- **PROBLEM TO WORK ON**:
Extract, from the listing that follows, each line containing the word "JSON".

- **RECORD SET**:
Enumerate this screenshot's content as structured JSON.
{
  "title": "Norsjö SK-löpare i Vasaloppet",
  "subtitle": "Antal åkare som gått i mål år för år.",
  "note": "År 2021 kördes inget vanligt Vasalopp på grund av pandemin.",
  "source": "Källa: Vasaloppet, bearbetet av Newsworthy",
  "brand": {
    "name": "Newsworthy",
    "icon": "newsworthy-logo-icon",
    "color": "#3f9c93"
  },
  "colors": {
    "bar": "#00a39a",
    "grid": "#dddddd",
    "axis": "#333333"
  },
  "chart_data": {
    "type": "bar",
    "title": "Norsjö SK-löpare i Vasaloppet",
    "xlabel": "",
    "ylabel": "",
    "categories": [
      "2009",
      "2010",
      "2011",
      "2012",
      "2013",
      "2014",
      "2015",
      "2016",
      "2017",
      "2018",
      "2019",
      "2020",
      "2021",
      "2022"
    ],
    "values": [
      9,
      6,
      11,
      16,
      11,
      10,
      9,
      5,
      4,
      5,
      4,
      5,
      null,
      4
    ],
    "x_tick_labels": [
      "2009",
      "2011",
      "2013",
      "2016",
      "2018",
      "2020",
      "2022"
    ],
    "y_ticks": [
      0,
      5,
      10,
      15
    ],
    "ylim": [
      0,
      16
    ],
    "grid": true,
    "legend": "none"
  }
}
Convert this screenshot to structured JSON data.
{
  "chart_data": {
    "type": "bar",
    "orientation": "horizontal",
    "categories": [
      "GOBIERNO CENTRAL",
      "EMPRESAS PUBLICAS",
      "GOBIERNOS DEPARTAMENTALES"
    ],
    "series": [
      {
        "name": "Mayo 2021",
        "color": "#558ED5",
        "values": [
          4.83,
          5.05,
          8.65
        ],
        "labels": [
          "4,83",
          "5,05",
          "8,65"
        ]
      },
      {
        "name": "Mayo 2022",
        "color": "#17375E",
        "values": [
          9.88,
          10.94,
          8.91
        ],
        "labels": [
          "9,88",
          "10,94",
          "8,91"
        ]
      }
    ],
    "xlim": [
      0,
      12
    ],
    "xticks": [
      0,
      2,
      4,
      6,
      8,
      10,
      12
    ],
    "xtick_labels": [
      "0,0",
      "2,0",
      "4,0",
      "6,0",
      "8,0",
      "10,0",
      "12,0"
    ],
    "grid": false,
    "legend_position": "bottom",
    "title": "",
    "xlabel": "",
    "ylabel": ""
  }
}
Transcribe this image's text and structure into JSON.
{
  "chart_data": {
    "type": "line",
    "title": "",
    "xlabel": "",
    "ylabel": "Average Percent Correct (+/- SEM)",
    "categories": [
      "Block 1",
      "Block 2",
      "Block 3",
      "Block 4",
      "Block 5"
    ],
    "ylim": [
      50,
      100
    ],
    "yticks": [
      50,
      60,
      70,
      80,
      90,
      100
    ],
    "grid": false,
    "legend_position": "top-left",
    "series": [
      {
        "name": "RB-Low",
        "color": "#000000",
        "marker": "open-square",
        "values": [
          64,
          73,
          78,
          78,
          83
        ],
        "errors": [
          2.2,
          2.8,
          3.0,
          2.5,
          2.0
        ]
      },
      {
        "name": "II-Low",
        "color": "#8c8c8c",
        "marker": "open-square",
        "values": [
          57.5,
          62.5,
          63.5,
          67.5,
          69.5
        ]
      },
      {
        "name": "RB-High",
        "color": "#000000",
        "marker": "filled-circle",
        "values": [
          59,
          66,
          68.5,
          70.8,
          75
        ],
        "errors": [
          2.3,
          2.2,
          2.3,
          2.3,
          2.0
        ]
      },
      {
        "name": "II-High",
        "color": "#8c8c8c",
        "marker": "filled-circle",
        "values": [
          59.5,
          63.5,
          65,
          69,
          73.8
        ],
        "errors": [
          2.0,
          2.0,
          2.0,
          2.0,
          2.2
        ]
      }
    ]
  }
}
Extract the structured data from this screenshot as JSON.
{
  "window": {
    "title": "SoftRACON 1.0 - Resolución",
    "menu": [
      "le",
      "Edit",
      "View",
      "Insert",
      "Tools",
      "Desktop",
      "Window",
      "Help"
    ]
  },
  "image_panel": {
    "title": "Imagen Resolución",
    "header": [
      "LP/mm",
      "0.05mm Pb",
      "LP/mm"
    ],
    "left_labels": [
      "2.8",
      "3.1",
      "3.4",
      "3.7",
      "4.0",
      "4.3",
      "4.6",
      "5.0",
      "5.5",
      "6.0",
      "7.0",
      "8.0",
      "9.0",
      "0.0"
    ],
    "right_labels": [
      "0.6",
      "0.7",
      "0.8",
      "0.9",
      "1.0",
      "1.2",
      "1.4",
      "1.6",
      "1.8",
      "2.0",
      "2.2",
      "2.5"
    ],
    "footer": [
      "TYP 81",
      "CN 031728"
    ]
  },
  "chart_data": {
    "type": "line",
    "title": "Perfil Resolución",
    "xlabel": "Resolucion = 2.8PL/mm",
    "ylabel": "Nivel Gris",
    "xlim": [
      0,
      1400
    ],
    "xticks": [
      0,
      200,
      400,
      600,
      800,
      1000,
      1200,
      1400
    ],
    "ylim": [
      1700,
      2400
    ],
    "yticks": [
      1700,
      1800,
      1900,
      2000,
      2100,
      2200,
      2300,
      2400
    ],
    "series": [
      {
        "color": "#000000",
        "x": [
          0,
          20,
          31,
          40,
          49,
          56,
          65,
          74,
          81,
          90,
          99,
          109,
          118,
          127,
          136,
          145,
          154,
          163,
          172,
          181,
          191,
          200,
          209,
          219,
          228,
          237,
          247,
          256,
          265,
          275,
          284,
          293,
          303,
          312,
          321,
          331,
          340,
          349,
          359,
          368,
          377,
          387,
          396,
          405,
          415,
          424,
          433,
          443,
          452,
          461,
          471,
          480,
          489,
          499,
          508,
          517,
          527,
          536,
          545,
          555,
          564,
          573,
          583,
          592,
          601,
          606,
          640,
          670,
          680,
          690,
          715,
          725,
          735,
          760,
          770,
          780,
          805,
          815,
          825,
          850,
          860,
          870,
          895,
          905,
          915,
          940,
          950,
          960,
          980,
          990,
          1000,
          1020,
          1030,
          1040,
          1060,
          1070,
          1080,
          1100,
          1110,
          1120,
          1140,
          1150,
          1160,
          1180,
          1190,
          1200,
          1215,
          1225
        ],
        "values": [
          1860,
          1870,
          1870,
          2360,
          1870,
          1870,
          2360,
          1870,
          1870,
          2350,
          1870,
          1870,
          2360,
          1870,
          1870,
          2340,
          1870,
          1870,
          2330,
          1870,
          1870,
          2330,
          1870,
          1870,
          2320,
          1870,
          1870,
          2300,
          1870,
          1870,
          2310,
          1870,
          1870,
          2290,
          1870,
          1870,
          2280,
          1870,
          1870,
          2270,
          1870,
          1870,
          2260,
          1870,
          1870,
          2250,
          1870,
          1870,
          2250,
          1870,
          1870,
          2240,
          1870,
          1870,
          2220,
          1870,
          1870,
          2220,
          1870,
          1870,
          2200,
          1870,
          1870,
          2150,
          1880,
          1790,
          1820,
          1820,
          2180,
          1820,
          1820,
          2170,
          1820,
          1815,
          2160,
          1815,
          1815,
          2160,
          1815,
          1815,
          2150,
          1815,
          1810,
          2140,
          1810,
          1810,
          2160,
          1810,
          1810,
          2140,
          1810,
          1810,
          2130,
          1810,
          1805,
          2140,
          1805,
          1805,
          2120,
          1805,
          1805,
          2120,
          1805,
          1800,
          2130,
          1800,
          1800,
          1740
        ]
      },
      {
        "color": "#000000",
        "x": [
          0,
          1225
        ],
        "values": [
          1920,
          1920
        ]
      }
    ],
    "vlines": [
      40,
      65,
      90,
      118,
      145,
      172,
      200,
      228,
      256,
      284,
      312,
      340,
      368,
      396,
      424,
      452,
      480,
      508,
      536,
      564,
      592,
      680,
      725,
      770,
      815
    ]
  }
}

- **RESPONSE BELOW**:
Enumerate this screenshot's content as structured JSON.
Convert this screenshot to structured JSON data.
Transcribe this image's text and structure into JSON.
Extract the structured data from this screenshot as JSON.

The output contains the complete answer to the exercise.